Task objective: Take every line from the listing below that contains "column".

Record excerpts:
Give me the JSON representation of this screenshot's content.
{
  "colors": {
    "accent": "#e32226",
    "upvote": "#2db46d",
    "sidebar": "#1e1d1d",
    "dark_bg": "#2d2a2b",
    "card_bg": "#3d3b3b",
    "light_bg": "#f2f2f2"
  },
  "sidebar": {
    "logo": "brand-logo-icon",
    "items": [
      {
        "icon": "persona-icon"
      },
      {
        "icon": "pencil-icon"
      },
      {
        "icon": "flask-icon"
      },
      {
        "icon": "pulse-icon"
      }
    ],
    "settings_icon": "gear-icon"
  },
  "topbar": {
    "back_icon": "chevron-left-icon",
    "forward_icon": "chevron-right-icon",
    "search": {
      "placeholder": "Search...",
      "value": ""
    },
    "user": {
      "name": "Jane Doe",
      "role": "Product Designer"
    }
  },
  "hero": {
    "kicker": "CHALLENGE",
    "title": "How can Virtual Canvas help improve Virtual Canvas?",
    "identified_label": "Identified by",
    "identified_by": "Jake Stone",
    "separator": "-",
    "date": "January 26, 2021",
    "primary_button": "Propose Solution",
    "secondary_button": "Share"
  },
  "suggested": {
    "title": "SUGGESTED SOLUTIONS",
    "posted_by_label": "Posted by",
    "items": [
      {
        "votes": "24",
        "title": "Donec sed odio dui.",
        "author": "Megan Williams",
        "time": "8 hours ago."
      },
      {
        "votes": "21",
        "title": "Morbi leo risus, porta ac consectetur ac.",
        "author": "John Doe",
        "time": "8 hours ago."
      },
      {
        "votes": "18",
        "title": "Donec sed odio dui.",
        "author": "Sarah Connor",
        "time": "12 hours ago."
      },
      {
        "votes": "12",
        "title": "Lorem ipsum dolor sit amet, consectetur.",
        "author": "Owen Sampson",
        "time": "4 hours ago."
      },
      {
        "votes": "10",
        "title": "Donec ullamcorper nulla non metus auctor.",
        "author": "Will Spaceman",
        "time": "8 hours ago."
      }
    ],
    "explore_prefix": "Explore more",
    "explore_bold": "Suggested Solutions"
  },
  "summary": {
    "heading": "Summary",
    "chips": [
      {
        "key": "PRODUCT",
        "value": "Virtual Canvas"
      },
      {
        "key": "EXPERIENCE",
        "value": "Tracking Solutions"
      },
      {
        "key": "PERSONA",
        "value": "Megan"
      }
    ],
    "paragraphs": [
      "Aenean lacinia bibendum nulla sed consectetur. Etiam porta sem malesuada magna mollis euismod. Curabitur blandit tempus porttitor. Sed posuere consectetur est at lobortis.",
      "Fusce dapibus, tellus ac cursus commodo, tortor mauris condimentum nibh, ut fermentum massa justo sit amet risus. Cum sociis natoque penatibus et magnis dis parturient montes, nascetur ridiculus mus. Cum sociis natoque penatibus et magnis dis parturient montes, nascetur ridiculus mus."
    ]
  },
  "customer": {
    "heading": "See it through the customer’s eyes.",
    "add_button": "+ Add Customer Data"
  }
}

--

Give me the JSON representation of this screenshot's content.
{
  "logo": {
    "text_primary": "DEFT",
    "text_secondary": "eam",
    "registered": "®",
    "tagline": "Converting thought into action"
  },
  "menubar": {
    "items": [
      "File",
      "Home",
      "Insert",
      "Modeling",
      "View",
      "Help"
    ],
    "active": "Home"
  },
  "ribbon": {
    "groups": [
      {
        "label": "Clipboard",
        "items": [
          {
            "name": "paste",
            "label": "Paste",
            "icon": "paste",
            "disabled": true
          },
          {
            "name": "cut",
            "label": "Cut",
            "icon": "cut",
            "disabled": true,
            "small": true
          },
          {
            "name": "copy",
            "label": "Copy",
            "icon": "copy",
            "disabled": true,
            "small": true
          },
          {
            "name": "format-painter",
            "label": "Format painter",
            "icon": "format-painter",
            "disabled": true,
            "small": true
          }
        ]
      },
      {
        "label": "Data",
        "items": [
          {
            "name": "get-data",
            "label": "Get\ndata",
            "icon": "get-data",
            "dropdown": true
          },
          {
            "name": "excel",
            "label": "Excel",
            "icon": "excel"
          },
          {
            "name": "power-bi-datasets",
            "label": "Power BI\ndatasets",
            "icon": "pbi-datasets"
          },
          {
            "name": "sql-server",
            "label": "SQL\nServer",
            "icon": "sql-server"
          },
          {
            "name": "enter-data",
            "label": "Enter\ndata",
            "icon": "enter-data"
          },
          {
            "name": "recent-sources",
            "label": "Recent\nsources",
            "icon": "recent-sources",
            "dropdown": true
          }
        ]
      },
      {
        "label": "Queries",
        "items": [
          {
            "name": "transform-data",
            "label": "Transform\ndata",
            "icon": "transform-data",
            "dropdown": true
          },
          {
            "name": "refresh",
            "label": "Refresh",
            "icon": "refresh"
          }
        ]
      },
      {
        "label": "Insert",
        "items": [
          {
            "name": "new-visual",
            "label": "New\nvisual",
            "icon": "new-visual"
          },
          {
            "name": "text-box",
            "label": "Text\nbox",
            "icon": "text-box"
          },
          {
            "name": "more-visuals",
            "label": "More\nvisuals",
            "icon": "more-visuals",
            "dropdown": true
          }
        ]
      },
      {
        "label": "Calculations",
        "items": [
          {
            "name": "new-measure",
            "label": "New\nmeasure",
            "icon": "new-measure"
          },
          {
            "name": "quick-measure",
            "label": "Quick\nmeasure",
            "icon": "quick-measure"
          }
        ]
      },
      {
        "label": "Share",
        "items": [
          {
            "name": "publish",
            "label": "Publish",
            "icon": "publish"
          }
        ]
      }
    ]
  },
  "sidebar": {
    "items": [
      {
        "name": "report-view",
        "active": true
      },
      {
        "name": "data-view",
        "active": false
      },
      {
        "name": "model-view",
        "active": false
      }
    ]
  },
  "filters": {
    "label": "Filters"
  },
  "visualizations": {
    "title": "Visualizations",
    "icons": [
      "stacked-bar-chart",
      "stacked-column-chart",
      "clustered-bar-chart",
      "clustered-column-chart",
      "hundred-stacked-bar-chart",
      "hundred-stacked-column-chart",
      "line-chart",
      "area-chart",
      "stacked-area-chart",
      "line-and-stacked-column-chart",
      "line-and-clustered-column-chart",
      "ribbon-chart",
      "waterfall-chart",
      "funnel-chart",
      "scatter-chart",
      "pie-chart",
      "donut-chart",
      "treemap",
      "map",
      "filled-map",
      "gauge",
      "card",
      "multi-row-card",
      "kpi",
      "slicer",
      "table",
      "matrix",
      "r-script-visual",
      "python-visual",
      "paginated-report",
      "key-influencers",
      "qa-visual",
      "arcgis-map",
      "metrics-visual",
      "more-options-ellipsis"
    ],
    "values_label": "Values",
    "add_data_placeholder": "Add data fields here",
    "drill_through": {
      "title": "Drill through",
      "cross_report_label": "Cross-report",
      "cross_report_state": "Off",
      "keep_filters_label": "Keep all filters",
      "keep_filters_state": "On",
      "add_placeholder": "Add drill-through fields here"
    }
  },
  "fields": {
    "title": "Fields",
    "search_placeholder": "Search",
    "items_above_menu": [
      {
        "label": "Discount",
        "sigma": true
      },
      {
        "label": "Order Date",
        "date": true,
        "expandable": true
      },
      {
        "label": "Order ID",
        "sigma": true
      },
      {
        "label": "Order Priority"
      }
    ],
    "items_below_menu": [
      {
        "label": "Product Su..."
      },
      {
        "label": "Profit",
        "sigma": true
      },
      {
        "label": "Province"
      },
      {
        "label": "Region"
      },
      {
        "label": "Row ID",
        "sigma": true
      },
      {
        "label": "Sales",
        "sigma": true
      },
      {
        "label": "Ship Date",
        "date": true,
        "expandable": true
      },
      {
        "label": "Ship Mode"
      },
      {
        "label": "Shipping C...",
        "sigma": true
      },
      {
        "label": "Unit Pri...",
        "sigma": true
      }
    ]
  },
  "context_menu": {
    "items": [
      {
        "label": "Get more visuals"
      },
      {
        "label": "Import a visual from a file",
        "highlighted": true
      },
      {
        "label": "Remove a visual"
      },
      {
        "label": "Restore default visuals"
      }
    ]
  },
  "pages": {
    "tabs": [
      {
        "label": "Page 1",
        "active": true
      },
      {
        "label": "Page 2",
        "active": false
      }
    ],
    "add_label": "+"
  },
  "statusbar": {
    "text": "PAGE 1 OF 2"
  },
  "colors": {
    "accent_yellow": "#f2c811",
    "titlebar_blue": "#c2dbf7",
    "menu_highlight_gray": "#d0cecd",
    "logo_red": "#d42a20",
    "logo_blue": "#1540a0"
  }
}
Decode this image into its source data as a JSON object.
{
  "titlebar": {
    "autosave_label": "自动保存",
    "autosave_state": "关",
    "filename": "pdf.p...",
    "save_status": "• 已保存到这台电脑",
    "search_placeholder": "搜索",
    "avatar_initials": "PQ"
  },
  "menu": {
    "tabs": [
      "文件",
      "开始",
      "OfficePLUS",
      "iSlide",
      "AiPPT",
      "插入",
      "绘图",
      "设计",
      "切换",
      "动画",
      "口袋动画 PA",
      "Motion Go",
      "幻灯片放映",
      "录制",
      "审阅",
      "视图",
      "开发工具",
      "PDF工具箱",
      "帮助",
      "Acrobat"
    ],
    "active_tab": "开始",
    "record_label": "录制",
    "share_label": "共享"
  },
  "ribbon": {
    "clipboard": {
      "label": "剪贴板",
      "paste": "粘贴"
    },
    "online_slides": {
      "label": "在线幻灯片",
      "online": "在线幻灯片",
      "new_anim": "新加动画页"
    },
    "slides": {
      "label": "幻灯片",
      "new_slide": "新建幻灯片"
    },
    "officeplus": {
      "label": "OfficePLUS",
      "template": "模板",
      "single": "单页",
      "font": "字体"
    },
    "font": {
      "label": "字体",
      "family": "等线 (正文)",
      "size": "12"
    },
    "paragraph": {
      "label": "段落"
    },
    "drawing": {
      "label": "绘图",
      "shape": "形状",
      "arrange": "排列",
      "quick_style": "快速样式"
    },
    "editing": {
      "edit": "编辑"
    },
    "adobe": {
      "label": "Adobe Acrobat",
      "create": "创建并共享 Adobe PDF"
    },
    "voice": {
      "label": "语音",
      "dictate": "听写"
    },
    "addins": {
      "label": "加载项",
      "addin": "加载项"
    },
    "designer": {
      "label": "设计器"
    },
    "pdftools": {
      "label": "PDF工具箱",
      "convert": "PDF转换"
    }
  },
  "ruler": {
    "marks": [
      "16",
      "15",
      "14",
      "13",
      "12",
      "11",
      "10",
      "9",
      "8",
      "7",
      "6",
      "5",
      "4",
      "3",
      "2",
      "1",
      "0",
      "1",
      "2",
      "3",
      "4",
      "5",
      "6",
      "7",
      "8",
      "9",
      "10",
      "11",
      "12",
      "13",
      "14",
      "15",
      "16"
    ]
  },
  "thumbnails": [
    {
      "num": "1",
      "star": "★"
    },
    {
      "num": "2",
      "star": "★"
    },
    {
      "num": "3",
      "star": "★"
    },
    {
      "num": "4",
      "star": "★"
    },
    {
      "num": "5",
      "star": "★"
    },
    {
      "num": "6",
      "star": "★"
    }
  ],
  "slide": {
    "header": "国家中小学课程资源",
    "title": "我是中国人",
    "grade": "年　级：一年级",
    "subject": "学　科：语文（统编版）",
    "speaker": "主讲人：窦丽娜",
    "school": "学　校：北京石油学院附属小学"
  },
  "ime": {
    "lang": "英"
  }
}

The output:
      "stacked-column-chart",
      "clustered-column-chart",
      "hundred-stacked-column-chart",
      "line-and-stacked-column-chart",
      "line-and-clustered-column-chart",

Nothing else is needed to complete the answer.